### PROVIDED PASSAGE

·····

Feeling A Change (Guest Post: Jacki Whiting)
I moved out of my parent’s house to begin college just before my eighteenth birthday. Since then, I have moved 16 times, lived in 5 different cities, earned the degree, held 14 jobs (some steady, some part-time gigs). I got married and then had our 2 children. I have tried lots of different things- safe, crazy, stupid, adventurous, some boring and stressful. I am the kind of person to crave adventure and security at the same time. Is there such a thing as a risk-free risk? A life so safe you need little faith? No. But I digress….
I am already an emotional being. I wear my heart on my sleeve and my mood expressed plainly across my face, or so I’ve been told. Oops.. Sometimes those big feelings are exciting but can definitely be a confusing roller coaster to navigate. I strive for discretion in its appropriate places but I am a communal processor when figuring out a difficult thought or feeling. The ups and downs of jumbled emotions that we face can really get complicated! (My burned CDs from high school would back up that statement). Put all of that up against a season of transition and I can really be a basketcase!
I’ve asked God to lead me to good things, to place me where He wants me, and to overthrow any effort that I make to get in the way of what’s best for me according to His will. He has been glad to oblige. At the end of some seasons, I recognize the need for the death of one thing to bring the birth of another so I go willingly. Others, well, He’s had to drag me crying, kicking and screaming. Quite literally, I’m afraid, in some cases.
Living out of magnificent highs and draining lows, I have walked through quite a few selves and seasons already. Perhaps at 33 years old, I have only just begun. Change is always hard and brings a lot of emotions ranging from top to bottom, often at the same time.
And somebody should say it…. it’s ok!
Let’s talk about a few of those emotions specifically.
The frustration that reaches way deep down into your gut and causes harsh tension between your shoulder blades and tightness in your chest. The thing that compels you to move from the one thing into the next. This feeling motivates you to take on the difficulty or discomfort of something changing. This one can be tricky, however. Anger in its rightful place promotes holiness. Anger in any other form desires a self-centered end.

·····

### EXERCISE DATA
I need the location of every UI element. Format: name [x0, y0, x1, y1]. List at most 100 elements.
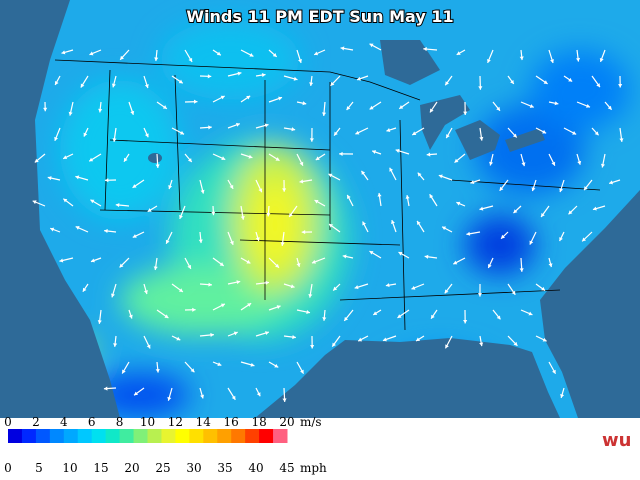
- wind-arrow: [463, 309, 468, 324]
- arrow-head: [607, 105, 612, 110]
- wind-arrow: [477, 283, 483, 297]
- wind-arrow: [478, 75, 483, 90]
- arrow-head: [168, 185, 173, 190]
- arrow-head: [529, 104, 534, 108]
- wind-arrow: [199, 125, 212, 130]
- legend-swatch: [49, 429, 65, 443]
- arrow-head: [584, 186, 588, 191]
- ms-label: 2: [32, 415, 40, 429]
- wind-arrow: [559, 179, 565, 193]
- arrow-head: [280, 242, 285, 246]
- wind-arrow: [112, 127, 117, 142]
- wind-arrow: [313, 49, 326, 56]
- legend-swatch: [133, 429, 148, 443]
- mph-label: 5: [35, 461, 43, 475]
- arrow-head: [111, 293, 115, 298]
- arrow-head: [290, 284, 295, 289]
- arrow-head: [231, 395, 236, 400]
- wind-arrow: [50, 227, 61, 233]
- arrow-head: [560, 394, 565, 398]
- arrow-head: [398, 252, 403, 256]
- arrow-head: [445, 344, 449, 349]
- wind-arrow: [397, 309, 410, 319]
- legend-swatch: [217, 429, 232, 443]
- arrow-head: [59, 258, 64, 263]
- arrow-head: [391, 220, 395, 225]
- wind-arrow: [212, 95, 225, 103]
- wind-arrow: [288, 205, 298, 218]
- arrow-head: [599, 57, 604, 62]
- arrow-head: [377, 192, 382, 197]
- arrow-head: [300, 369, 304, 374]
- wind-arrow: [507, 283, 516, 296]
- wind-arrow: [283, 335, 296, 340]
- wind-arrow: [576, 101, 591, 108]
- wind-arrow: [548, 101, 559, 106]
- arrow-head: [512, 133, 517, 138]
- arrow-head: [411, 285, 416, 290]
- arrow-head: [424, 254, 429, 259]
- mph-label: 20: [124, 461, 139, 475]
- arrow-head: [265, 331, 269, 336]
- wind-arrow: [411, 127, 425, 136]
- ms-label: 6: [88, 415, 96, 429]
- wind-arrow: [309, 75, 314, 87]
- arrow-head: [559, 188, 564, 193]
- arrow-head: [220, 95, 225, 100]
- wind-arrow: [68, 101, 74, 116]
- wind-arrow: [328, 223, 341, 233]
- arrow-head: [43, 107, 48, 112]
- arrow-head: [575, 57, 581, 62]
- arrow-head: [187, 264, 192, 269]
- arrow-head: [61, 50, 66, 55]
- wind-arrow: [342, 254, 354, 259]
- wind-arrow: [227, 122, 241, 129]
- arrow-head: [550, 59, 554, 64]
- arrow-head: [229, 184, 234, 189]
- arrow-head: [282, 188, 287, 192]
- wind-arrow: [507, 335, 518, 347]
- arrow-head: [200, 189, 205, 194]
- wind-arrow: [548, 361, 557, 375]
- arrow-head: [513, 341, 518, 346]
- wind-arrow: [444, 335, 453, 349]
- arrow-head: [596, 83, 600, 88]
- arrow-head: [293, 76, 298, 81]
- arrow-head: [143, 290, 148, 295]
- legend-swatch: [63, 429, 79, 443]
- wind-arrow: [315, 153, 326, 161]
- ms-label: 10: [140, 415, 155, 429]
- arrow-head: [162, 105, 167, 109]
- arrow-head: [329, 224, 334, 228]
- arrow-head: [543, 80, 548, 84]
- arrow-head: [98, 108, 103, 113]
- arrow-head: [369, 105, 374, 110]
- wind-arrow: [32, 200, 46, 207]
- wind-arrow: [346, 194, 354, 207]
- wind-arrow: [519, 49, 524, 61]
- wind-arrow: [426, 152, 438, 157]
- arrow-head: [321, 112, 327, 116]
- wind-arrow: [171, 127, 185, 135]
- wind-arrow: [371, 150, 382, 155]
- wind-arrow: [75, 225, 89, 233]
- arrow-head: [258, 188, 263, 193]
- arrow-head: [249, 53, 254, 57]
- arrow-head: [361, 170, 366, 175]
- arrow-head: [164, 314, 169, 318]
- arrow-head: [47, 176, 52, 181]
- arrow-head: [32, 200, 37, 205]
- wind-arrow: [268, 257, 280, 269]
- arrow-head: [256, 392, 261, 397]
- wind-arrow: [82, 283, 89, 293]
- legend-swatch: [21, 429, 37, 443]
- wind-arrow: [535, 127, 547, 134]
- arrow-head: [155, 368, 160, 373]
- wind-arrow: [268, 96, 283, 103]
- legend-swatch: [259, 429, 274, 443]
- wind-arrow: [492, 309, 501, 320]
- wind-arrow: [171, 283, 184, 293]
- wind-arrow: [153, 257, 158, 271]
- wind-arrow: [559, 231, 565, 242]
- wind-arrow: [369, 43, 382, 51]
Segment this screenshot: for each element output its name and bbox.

·····

### TASK REQUIREMENTS
(1) Quote everything from "Living out of" down to "a self-centered end." in the guest post about change.
(2) Print everything in the entries from the line containing "- wind-arrow: [463, 309, 468, 324]" down to the line containing "- arrow-head: [59, 258, 64, 263]", including both of those lines.

### SOLUTIONS PER TASK
(1)
Living out of magnificent highs and draining lows, I have walked through quite a few selves and seasons already. Perhaps at 33 years old, I have only just begun. Change is always hard and brings a lot of emotions ranging from top to bottom, often at the same time.
And somebody should say it…. it’s ok!
Let’s talk about a few of those emotions specifically.
The frustration that reaches way deep down into your gut and causes harsh tension between your shoulder blades and tightness in your chest. The thing that compels you to move from the one thing into the next. This feeling motivates you to take on the difficulty or discomfort of something changing. This one can be tricky, however. Anger in its rightful place promotes holiness. Anger in any other form desires a self-centered end.

(2)
- wind-arrow: [463, 309, 468, 324]
- arrow-head: [607, 105, 612, 110]
- wind-arrow: [477, 283, 483, 297]
- wind-arrow: [478, 75, 483, 90]
- arrow-head: [168, 185, 173, 190]
- arrow-head: [529, 104, 534, 108]
- wind-arrow: [199, 125, 212, 130]
- legend-swatch: [49, 429, 65, 443]
- arrow-head: [584, 186, 588, 191]
- ms-label: 2: [32, 415, 40, 429]
- wind-arrow: [559, 179, 565, 193]
- arrow-head: [280, 242, 285, 246]
- wind-arrow: [112, 127, 117, 142]
- wind-arrow: [313, 49, 326, 56]
- legend-swatch: [133, 429, 148, 443]
- mph-label: 5: [35, 461, 43, 475]
- arrow-head: [111, 293, 115, 298]
- arrow-head: [290, 284, 295, 289]
- arrow-head: [231, 395, 236, 400]
- wind-arrow: [50, 227, 61, 233]
- arrow-head: [560, 394, 565, 398]
- arrow-head: [398, 252, 403, 256]
- arrow-head: [445, 344, 449, 349]
- wind-arrow: [397, 309, 410, 319]
- legend-swatch: [217, 429, 232, 443]
- arrow-head: [59, 258, 64, 263]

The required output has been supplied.